▶ AIM OF THE TASK: A word-for-word repetition of all the entries is needed.

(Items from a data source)
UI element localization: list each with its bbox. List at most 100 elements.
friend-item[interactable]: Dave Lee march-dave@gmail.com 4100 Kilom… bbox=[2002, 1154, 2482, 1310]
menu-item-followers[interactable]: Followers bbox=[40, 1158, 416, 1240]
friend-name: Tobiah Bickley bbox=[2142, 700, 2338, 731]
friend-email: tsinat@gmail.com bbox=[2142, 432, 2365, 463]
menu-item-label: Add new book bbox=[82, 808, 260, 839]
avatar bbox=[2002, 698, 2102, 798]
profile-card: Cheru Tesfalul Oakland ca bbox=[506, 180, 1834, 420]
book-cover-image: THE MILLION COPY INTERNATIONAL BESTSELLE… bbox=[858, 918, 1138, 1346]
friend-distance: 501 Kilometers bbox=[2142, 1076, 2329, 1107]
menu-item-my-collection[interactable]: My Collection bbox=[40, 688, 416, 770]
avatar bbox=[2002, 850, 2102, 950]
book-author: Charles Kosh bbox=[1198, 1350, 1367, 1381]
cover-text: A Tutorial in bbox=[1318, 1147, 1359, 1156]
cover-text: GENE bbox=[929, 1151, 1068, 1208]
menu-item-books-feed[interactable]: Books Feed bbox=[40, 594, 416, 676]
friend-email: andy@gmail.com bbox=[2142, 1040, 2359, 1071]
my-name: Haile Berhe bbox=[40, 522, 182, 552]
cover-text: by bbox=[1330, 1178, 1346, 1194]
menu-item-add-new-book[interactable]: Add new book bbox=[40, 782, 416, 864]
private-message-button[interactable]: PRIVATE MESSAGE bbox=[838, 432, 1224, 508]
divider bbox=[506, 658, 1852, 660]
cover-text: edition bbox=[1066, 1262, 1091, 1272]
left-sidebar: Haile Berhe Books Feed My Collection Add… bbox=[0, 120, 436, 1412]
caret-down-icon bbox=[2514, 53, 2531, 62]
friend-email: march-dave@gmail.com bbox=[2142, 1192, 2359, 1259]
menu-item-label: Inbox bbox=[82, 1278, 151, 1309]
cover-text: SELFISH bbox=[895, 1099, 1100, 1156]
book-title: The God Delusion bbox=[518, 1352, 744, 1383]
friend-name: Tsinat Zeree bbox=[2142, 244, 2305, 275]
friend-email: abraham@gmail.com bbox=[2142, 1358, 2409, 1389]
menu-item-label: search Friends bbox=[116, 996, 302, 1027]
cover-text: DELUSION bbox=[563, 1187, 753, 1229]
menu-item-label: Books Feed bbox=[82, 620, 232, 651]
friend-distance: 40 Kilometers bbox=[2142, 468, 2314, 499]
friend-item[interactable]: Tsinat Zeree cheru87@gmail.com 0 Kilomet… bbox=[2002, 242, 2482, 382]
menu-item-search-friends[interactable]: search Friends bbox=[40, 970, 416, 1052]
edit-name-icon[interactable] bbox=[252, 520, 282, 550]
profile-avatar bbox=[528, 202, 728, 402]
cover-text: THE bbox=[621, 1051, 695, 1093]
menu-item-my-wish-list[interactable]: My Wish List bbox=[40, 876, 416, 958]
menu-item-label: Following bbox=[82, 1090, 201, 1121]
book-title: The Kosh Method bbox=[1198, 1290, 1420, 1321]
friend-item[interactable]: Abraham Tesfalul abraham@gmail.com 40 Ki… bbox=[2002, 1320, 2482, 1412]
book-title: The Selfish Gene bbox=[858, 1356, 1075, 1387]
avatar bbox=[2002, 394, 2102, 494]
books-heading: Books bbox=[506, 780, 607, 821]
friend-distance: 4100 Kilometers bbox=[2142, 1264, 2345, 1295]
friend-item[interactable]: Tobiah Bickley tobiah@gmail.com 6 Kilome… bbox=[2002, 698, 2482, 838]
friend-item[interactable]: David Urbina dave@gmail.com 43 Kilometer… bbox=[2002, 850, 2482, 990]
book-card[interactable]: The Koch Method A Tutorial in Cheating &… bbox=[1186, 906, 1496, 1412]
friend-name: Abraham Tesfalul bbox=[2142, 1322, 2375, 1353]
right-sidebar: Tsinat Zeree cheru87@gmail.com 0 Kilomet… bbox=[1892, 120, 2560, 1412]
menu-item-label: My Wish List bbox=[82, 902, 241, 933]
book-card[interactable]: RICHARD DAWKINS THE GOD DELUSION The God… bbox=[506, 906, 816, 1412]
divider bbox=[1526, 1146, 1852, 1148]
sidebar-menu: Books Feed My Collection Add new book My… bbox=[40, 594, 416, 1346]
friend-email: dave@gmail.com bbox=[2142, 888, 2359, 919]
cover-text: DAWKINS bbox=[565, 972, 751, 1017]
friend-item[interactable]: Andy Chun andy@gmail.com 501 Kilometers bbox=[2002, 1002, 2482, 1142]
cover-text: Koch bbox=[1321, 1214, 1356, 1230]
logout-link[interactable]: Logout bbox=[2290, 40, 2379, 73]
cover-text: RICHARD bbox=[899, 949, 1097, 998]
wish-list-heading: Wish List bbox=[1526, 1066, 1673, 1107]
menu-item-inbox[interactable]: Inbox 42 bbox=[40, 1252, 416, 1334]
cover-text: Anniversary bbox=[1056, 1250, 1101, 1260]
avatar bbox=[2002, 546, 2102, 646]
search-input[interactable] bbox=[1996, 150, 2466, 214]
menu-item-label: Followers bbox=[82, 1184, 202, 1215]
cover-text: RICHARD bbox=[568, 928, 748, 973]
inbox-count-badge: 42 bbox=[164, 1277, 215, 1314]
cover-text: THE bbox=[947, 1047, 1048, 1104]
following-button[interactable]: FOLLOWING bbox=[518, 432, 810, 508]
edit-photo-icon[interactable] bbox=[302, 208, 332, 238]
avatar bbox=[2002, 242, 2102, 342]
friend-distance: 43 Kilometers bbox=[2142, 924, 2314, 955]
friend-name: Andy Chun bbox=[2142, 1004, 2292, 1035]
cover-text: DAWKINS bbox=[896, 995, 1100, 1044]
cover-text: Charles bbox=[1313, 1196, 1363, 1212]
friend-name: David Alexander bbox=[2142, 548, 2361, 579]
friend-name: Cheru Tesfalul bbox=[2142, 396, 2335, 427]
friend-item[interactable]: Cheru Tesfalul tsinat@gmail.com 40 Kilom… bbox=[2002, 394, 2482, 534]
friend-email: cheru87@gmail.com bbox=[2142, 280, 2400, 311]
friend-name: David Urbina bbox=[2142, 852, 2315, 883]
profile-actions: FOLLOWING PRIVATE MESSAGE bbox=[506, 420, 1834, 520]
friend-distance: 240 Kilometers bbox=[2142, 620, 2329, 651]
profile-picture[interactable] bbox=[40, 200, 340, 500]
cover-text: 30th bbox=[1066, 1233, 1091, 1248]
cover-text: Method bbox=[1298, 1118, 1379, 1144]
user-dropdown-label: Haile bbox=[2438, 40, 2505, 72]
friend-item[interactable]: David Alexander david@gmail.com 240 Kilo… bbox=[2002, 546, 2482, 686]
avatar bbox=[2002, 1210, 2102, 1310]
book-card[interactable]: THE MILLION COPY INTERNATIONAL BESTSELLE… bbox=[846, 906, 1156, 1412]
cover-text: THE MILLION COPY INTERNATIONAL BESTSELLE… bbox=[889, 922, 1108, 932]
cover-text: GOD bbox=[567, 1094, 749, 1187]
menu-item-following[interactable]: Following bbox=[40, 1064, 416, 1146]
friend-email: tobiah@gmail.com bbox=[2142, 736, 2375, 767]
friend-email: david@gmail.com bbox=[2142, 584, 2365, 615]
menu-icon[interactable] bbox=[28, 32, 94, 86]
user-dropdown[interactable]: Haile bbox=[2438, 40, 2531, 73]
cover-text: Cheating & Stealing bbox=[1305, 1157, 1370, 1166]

▶ EXERCISE ANSWER:
UI element localization: list each with its bbox. List at most 100 elements.
friend-item[interactable]: Dave Lee march-dave@gmail.com 4100 Kilom… bbox=[2002, 1154, 2482, 1310]
menu-item-followers[interactable]: Followers bbox=[40, 1158, 416, 1240]
friend-name: Tobiah Bickley bbox=[2142, 700, 2338, 731]
friend-email: tsinat@gmail.com bbox=[2142, 432, 2365, 463]
menu-item-label: Add new book bbox=[82, 808, 260, 839]
avatar bbox=[2002, 698, 2102, 798]
profile-card: Cheru Tesfalul Oakland ca bbox=[506, 180, 1834, 420]
book-cover-image: THE MILLION COPY INTERNATIONAL BESTSELLE… bbox=[858, 918, 1138, 1346]
friend-distance: 501 Kilometers bbox=[2142, 1076, 2329, 1107]
menu-item-my-collection[interactable]: My Collection bbox=[40, 688, 416, 770]
avatar bbox=[2002, 850, 2102, 950]
book-author: Charles Kosh bbox=[1198, 1350, 1367, 1381]
cover-text: A Tutorial in bbox=[1318, 1147, 1359, 1156]
cover-text: GENE bbox=[929, 1151, 1068, 1208]
menu-item-books-feed[interactable]: Books Feed bbox=[40, 594, 416, 676]
friend-email: andy@gmail.com bbox=[2142, 1040, 2359, 1071]
my-name: Haile Berhe bbox=[40, 522, 182, 552]
cover-text: by bbox=[1330, 1178, 1346, 1194]
menu-item-add-new-book[interactable]: Add new book bbox=[40, 782, 416, 864]
private-message-button[interactable]: PRIVATE MESSAGE bbox=[838, 432, 1224, 508]
divider bbox=[506, 658, 1852, 660]
cover-text: edition bbox=[1066, 1262, 1091, 1272]
left-sidebar: Haile Berhe Books Feed My Collection Add… bbox=[0, 120, 436, 1412]
caret-down-icon bbox=[2514, 53, 2531, 62]
friend-email: march-dave@gmail.com bbox=[2142, 1192, 2359, 1259]
menu-item-label: Inbox bbox=[82, 1278, 151, 1309]
cover-text: SELFISH bbox=[895, 1099, 1100, 1156]
book-title: The God Delusion bbox=[518, 1352, 744, 1383]
friend-name: Tsinat Zeree bbox=[2142, 244, 2305, 275]
friend-email: abraham@gmail.com bbox=[2142, 1358, 2409, 1389]
menu-item-label: search Friends bbox=[116, 996, 302, 1027]
cover-text: DELUSION bbox=[563, 1187, 753, 1229]
menu-item-label: Books Feed bbox=[82, 620, 232, 651]
friend-distance: 40 Kilometers bbox=[2142, 468, 2314, 499]
friend-item[interactable]: Tsinat Zeree cheru87@gmail.com 0 Kilomet… bbox=[2002, 242, 2482, 382]
menu-item-search-friends[interactable]: search Friends bbox=[40, 970, 416, 1052]
edit-name-icon[interactable] bbox=[252, 520, 282, 550]
profile-avatar bbox=[528, 202, 728, 402]
cover-text: THE bbox=[621, 1051, 695, 1093]
menu-item-my-wish-list[interactable]: My Wish List bbox=[40, 876, 416, 958]
menu-item-label: Following bbox=[82, 1090, 201, 1121]
book-title: The Kosh Method bbox=[1198, 1290, 1420, 1321]
friend-item[interactable]: Abraham Tesfalul abraham@gmail.com 40 Ki… bbox=[2002, 1320, 2482, 1412]
book-title: The Selfish Gene bbox=[858, 1356, 1075, 1387]
avatar bbox=[2002, 394, 2102, 494]
books-heading: Books bbox=[506, 780, 607, 821]
friend-distance: 4100 Kilometers bbox=[2142, 1264, 2345, 1295]
friend-item[interactable]: Tobiah Bickley tobiah@gmail.com 6 Kilome… bbox=[2002, 698, 2482, 838]
friend-item[interactable]: David Urbina dave@gmail.com 43 Kilometer… bbox=[2002, 850, 2482, 990]
book-card[interactable]: The Koch Method A Tutorial in Cheating &… bbox=[1186, 906, 1496, 1412]
friend-name: Abraham Tesfalul bbox=[2142, 1322, 2375, 1353]
right-sidebar: Tsinat Zeree cheru87@gmail.com 0 Kilomet… bbox=[1892, 120, 2560, 1412]
menu-item-label: My Wish List bbox=[82, 902, 241, 933]
book-card[interactable]: RICHARD DAWKINS THE GOD DELUSION The God… bbox=[506, 906, 816, 1412]
divider bbox=[1526, 1146, 1852, 1148]
sidebar-menu: Books Feed My Collection Add new book My… bbox=[40, 594, 416, 1346]
friend-email: dave@gmail.com bbox=[2142, 888, 2359, 919]
cover-text: DAWKINS bbox=[565, 972, 751, 1017]
friend-item[interactable]: Andy Chun andy@gmail.com 501 Kilometers bbox=[2002, 1002, 2482, 1142]
cover-text: Koch bbox=[1321, 1214, 1356, 1230]
logout-link[interactable]: Logout bbox=[2290, 40, 2379, 73]
cover-text: RICHARD bbox=[899, 949, 1097, 998]
wish-list-heading: Wish List bbox=[1526, 1066, 1673, 1107]
menu-item-inbox[interactable]: Inbox 42 bbox=[40, 1252, 416, 1334]
cover-text: Anniversary bbox=[1056, 1250, 1101, 1260]
avatar bbox=[2002, 546, 2102, 646]
search-input[interactable] bbox=[1996, 150, 2466, 214]
menu-item-label: Followers bbox=[82, 1184, 202, 1215]
cover-text: RICHARD bbox=[568, 928, 748, 973]
inbox-count-badge: 42 bbox=[164, 1277, 215, 1314]
cover-text: THE bbox=[947, 1047, 1048, 1104]
following-button[interactable]: FOLLOWING bbox=[518, 432, 810, 508]
edit-photo-icon[interactable] bbox=[302, 208, 332, 238]
avatar bbox=[2002, 242, 2102, 342]
friend-distance: 43 Kilometers bbox=[2142, 924, 2314, 955]
friend-name: Andy Chun bbox=[2142, 1004, 2292, 1035]
cover-text: DAWKINS bbox=[896, 995, 1100, 1044]
cover-text: Charles bbox=[1313, 1196, 1363, 1212]
friend-name: David Alexander bbox=[2142, 548, 2361, 579]
friend-name: Cheru Tesfalul bbox=[2142, 396, 2335, 427]
friend-item[interactable]: Cheru Tesfalul tsinat@gmail.com 40 Kilom… bbox=[2002, 394, 2482, 534]
friend-email: cheru87@gmail.com bbox=[2142, 280, 2400, 311]
friend-name: David Urbina bbox=[2142, 852, 2315, 883]
profile-actions: FOLLOWING PRIVATE MESSAGE bbox=[506, 420, 1834, 520]
friend-distance: 240 Kilometers bbox=[2142, 620, 2329, 651]
profile-picture[interactable] bbox=[40, 200, 340, 500]
cover-text: 30th bbox=[1066, 1233, 1091, 1248]
cover-text: Method bbox=[1298, 1118, 1379, 1144]
user-dropdown-label: Haile bbox=[2438, 40, 2505, 72]
friend-item[interactable]: David Alexander david@gmail.com 240 Kilo… bbox=[2002, 546, 2482, 686]
avatar bbox=[2002, 1210, 2102, 1310]
book-card[interactable]: THE MILLION COPY INTERNATIONAL BESTSELLE… bbox=[846, 906, 1156, 1412]
cover-text: THE MILLION COPY INTERNATIONAL BESTSELLE… bbox=[889, 922, 1108, 932]
cover-text: GOD bbox=[567, 1094, 749, 1187]
menu-item-following[interactable]: Following bbox=[40, 1064, 416, 1146]
friend-email: tobiah@gmail.com bbox=[2142, 736, 2375, 767]
friend-email: david@gmail.com bbox=[2142, 584, 2365, 615]
menu-icon[interactable] bbox=[28, 32, 94, 86]
user-dropdown[interactable]: Haile bbox=[2438, 40, 2531, 73]
cover-text: Cheating & Stealing bbox=[1305, 1157, 1370, 1166]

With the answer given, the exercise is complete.